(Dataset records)

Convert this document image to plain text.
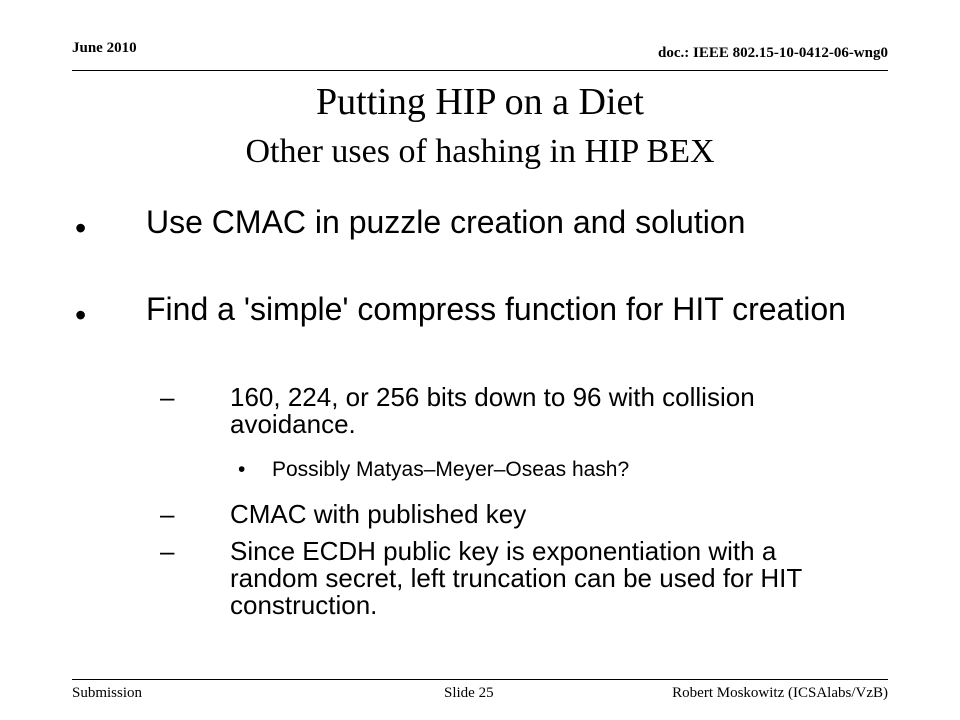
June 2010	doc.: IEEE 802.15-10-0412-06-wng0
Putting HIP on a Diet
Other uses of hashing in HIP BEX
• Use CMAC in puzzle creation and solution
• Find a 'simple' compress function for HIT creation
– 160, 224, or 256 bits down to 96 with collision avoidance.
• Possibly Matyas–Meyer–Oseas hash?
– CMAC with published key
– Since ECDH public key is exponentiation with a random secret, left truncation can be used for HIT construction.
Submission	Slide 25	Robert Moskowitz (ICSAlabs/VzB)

◆ **WHAT IS EXPECTED**: Leave out all pictures, then copy the remaining material exactly.

◆ **FINISHED TASK**:
Convert this document image to plain text.
June 2010	doc.: IEEE 802.15-10-0412-06-wng0
Putting HIP on a Diet
Other uses of hashing in HIP BEX
• Use CMAC in puzzle creation and solution
• Find a 'simple' compress function for HIT creation
– 160, 224, or 256 bits down to 96 with collision avoidance.
• Possibly Matyas–Meyer–Oseas hash?
– CMAC with published key
– Since ECDH public key is exponentiation with a random secret, left truncation can be used for HIT construction.
Submission	Slide 25	Robert Moskowitz (ICSAlabs/VzB)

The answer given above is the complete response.